** SET EXERCISE **
Copy the material that follows word for word and omit its pictures.

[Entries from a visual dataset]
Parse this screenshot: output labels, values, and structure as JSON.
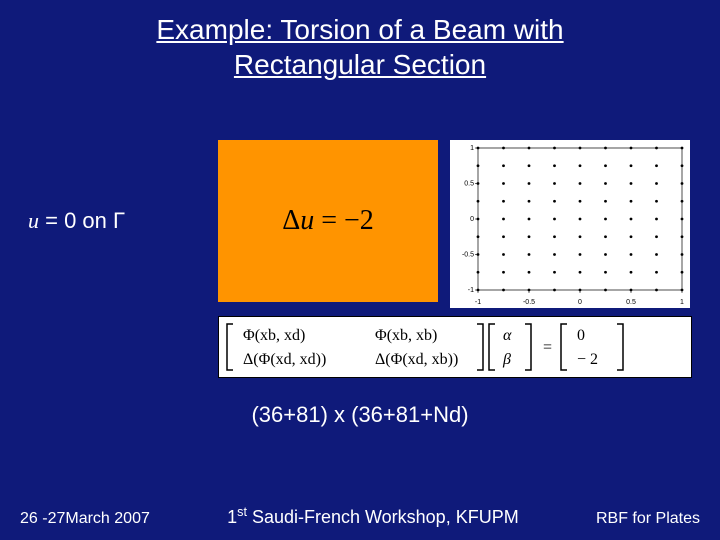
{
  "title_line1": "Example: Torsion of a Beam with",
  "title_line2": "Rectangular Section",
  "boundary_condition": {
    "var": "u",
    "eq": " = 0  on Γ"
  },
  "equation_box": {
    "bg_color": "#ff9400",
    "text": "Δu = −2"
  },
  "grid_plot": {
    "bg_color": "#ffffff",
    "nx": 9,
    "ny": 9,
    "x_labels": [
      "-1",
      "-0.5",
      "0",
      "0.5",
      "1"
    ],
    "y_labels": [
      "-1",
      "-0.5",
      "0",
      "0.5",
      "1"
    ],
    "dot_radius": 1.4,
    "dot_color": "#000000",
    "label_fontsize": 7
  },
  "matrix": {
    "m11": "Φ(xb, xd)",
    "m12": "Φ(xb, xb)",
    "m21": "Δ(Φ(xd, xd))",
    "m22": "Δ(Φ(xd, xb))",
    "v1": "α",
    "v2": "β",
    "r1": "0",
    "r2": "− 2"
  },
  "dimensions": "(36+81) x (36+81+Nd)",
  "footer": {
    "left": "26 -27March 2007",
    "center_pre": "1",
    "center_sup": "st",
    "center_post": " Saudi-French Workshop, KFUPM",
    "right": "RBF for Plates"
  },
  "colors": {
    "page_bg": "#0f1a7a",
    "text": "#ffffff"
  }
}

** ANSWER FOR THIS EXERCISE **
Parse this screenshot: output labels, values, and structure as JSON.
{
  "title_line1": "Example: Torsion of a Beam with",
  "title_line2": "Rectangular Section",
  "boundary_condition": {
    "var": "u",
    "eq": " = 0  on Γ"
  },
  "equation_box": {
    "bg_color": "#ff9400",
    "text": "Δu = −2"
  },
  "grid_plot": {
    "bg_color": "#ffffff",
    "nx": 9,
    "ny": 9,
    "x_labels": [
      "-1",
      "-0.5",
      "0",
      "0.5",
      "1"
    ],
    "y_labels": [
      "-1",
      "-0.5",
      "0",
      "0.5",
      "1"
    ],
    "dot_radius": 1.4,
    "dot_color": "#000000",
    "label_fontsize": 7
  },
  "matrix": {
    "m11": "Φ(xb, xd)",
    "m12": "Φ(xb, xb)",
    "m21": "Δ(Φ(xd, xd))",
    "m22": "Δ(Φ(xd, xb))",
    "v1": "α",
    "v2": "β",
    "r1": "0",
    "r2": "− 2"
  },
  "dimensions": "(36+81) x (36+81+Nd)",
  "footer": {
    "left": "26 -27March 2007",
    "center_pre": "1",
    "center_sup": "st",
    "center_post": " Saudi-French Workshop, KFUPM",
    "right": "RBF for Plates"
  },
  "colors": {
    "page_bg": "#0f1a7a",
    "text": "#ffffff"
  }
}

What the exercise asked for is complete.